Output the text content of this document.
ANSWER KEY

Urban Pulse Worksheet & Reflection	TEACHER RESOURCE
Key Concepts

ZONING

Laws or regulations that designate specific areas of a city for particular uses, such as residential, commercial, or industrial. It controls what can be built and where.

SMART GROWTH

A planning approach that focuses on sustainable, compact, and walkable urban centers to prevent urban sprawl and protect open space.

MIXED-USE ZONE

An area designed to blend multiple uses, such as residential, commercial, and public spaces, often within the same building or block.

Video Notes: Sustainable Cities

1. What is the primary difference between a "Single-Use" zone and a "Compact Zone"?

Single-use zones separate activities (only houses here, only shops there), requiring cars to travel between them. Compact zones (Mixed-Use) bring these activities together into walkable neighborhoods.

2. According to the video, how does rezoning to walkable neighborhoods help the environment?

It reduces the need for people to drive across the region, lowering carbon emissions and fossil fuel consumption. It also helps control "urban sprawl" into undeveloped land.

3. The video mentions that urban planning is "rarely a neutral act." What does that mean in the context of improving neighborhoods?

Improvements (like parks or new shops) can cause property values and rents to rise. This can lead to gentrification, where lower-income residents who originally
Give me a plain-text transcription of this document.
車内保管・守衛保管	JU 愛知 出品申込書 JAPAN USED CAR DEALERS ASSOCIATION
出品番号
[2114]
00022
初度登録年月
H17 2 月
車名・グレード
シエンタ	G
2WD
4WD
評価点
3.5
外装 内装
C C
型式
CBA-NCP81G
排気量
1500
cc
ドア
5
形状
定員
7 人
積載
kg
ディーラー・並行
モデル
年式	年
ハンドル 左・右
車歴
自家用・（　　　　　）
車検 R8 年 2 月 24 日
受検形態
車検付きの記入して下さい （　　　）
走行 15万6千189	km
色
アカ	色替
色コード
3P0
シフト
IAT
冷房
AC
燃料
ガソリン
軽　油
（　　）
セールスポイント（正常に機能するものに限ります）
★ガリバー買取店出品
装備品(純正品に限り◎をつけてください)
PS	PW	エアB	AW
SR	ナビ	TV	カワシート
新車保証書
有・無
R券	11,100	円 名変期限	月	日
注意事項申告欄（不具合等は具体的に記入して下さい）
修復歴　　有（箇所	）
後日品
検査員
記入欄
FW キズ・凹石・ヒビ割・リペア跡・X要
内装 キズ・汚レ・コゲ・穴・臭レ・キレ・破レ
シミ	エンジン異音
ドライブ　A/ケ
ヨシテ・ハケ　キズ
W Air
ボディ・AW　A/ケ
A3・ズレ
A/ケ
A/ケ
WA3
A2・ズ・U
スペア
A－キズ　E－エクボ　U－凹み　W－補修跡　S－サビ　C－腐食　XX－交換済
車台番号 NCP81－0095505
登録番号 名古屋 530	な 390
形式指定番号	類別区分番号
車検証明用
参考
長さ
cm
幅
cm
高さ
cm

-- -- --

Filter the records for lines holding the string "commercial". Copy each one.

Laws or regulations that designate specific areas of a city for particular uses, such as residential, commercial, or industrial. It controls what can be built and where.
An area designed to blend multiple uses, such as residential, commercial, and public spaces, often within the same building or block.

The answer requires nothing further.